++++ Material for this task
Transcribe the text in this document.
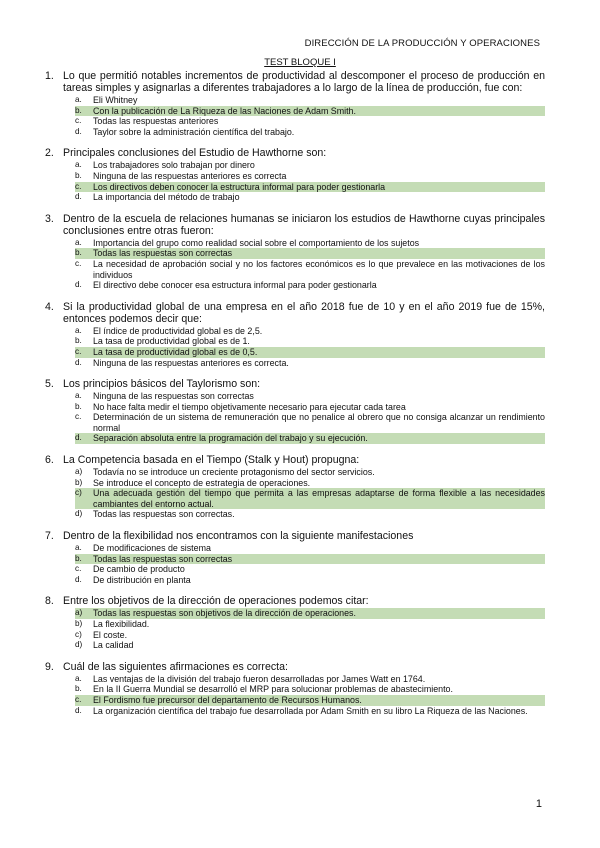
DIRECCIÓN DE LA PRODUCCIÓN Y OPERACIONES
TEST BLOQUE I
1. Lo que permitió notables incrementos de productividad al descomponer el proceso de producción en tareas simples y asignarlas a diferentes trabajadores a lo largo de la línea de producción, fue con:
a.	Eli Whitney
b.	Con la publicación de La Riqueza de las Naciones de Adam Smith.
c.	Todas las respuestas anteriores
d.	Taylor sobre la administración científica del trabajo.
2. Principales conclusiones del Estudio de Hawthorne son:
a.	Los trabajadores solo trabajan por dinero
b.	Ninguna de las respuestas anteriores es correcta
c.	Los directivos deben conocer la estructura informal para poder gestionarla
d.	La importancia del método de trabajo
3. Dentro de la escuela de relaciones humanas se iniciaron los estudios de Hawthorne cuyas principales conclusiones entre otras fueron:
a.	Importancia del grupo como realidad social sobre el comportamiento de los sujetos
b.	Todas las respuestas son correctas
c.	La necesidad de aprobación social y no los factores económicos es lo que prevalece en las motivaciones de los individuos
d.	El directivo debe conocer esa estructura informal para poder gestionarla
4. Si la productividad global de una empresa en el año 2018 fue de 10 y en el año 2019 fue de 15%, entonces podemos decir que:
a.	El índice de productividad global es de 2,5.
b.	La tasa de productividad global es de 1.
c.	La tasa de productividad global es de 0,5.
d.	Ninguna de las respuestas anteriores es correcta.
5. Los principios básicos del Taylorismo son:
a.	Ninguna de las respuestas son correctas
b.	No hace falta medir el tiempo objetivamente necesario para ejecutar cada tarea
c.	Determinación de un sistema de remuneración que no penalice al obrero que no consiga alcanzar un rendimiento normal
d.	Separación absoluta entre la programación del trabajo y su ejecución.
6. La Competencia basada en el Tiempo (Stalk y Hout) propugna:
a)	Todavía no se introduce un creciente protagonismo del sector servicios.
b)	Se introduce el concepto de estrategia de operaciones.
c)	Una adecuada gestión del tiempo que permita a las empresas adaptarse de forma flexible a las necesidades cambiantes del entorno actual.
d)	Todas las respuestas son correctas.
7. Dentro de la flexibilidad nos encontramos con la siguiente manifestaciones
a.	De modificaciones de sistema
b.	Todas las respuestas son correctas
c.	De cambio de producto
d.	De distribución en planta
8. Entre los objetivos de la dirección de operaciones podemos citar:
a)	Todas las respuestas son objetivos de la dirección de operaciones.
b)	La flexibilidad.
c)	El coste.
d)	La calidad
9. Cuál de las siguientes afirmaciones es correcta:
a.	Las ventajas de la división del trabajo fueron desarrolladas por James Watt en 1764.
b.	En la II Guerra Mundial se desarrolló el MRP para solucionar problemas de abastecimiento.
c.	El Fordismo fue precursor del departamento de Recursos Humanos.
d.	La organización científica del trabajo fue desarrollada por Adam Smith en su libro La Riqueza de las Naciones.
1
++++++++
* _Exercise description_: Lines of the material that contain the word "fueron" are to be gathered.

* _Reply to the exercise_:
3. Dentro de la escuela de relaciones humanas se iniciaron los estudios de Hawthorne cuyas principales conclusiones entre otras fueron:
a.	Las ventajas de la división del trabajo fueron desarrolladas por James Watt en 1764.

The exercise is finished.